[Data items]

>>>>

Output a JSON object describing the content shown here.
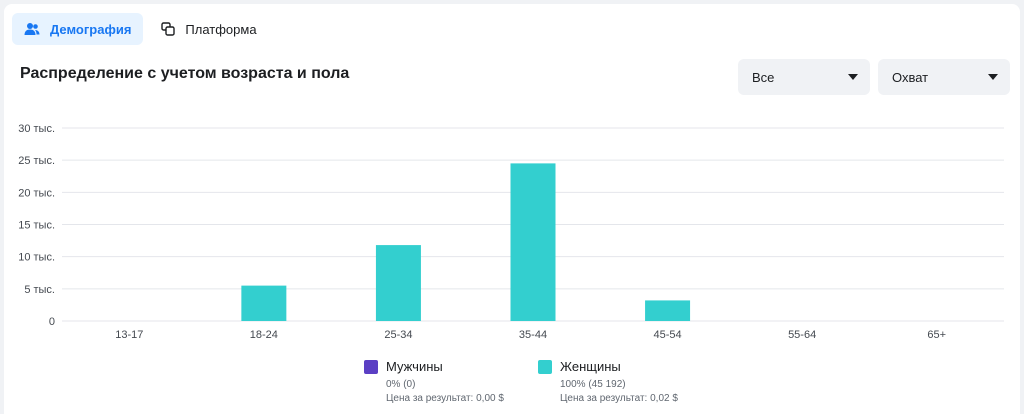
{
  "tabs": [
    {
      "label": "Демография",
      "icon": "people-icon",
      "active": true
    },
    {
      "label": "Платформа",
      "icon": "platform-icon",
      "active": false
    }
  ],
  "section": {
    "title": "Распределение с учетом возраста и пола"
  },
  "filters": {
    "gender_select": "Все",
    "metric_select": "Охват"
  },
  "colors": {
    "men": "#5b3fc4",
    "women": "#33cfcf",
    "grid": "#e4e6eb",
    "axis_text": "#444950"
  },
  "chart_data": {
    "type": "bar",
    "categories": [
      "13-17",
      "18-24",
      "25-34",
      "35-44",
      "45-54",
      "55-64",
      "65+"
    ],
    "series": [
      {
        "name": "Мужчины",
        "values": [
          0,
          0,
          0,
          0,
          0,
          0,
          0
        ]
      },
      {
        "name": "Женщины",
        "values": [
          0,
          5500,
          11800,
          24500,
          3200,
          0,
          0
        ]
      }
    ],
    "ylim": [
      0,
      30000
    ],
    "y_ticks": [
      {
        "value": 0,
        "label": "0"
      },
      {
        "value": 5000,
        "label": "5 тыс."
      },
      {
        "value": 10000,
        "label": "10 тыс."
      },
      {
        "value": 15000,
        "label": "15 тыс."
      },
      {
        "value": 20000,
        "label": "20 тыс."
      },
      {
        "value": 25000,
        "label": "25 тыс."
      },
      {
        "value": 30000,
        "label": "30 тыс."
      }
    ],
    "grid": true,
    "legend_position": "bottom-center"
  },
  "legend": [
    {
      "name": "Мужчины",
      "share": "0% (0)",
      "cost": "Цена за результат: 0,00 $"
    },
    {
      "name": "Женщины",
      "share": "100% (45 192)",
      "cost": "Цена за результат: 0,02 $"
    }
  ]
}
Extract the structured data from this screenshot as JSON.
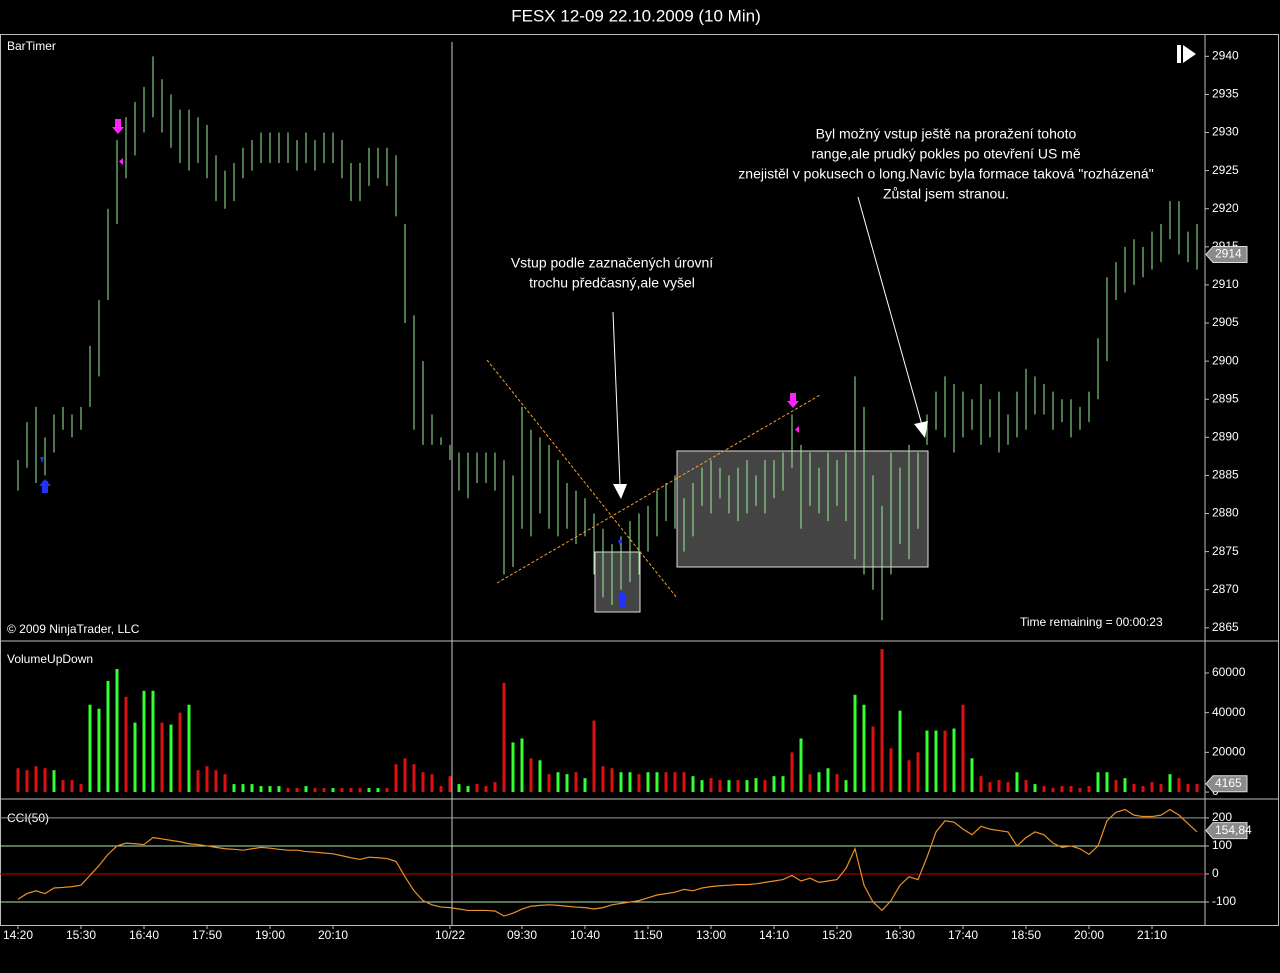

<<<<

> PROBLEM DESCRIPTION: Write out every entry again word for word, without any of the pictures.

> TASK OUTPUT:
Output a JSON object describing the content shown here.
{
  "tabs": [
    {
      "label": "Демография",
      "icon": "people-icon",
      "active": true
    },
    {
      "label": "Платформа",
      "icon": "platform-icon",
      "active": false
    }
  ],
  "section": {
    "title": "Распределение с учетом возраста и пола"
  },
  "filters": {
    "gender_select": "Все",
    "metric_select": "Охват"
  },
  "colors": {
    "men": "#5b3fc4",
    "women": "#33cfcf",
    "grid": "#e4e6eb",
    "axis_text": "#444950"
  },
  "chart_data": {
    "type": "bar",
    "categories": [
      "13-17",
      "18-24",
      "25-34",
      "35-44",
      "45-54",
      "55-64",
      "65+"
    ],
    "series": [
      {
        "name": "Мужчины",
        "values": [
          0,
          0,
          0,
          0,
          0,
          0,
          0
        ]
      },
      {
        "name": "Женщины",
        "values": [
          0,
          5500,
          11800,
          24500,
          3200,
          0,
          0
        ]
      }
    ],
    "ylim": [
      0,
      30000
    ],
    "y_ticks": [
      {
        "value": 0,
        "label": "0"
      },
      {
        "value": 5000,
        "label": "5 тыс."
      },
      {
        "value": 10000,
        "label": "10 тыс."
      },
      {
        "value": 15000,
        "label": "15 тыс."
      },
      {
        "value": 20000,
        "label": "20 тыс."
      },
      {
        "value": 25000,
        "label": "25 тыс."
      },
      {
        "value": 30000,
        "label": "30 тыс."
      }
    ],
    "grid": true,
    "legend_position": "bottom-center"
  },
  "legend": [
    {
      "name": "Мужчины",
      "share": "0% (0)",
      "cost": "Цена за результат: 0,00 $"
    },
    {
      "name": "Женщины",
      "share": "100% (45 192)",
      "cost": "Цена за результат: 0,02 $"
    }
  ]
}
Extract the structured data from this screenshot as JSON.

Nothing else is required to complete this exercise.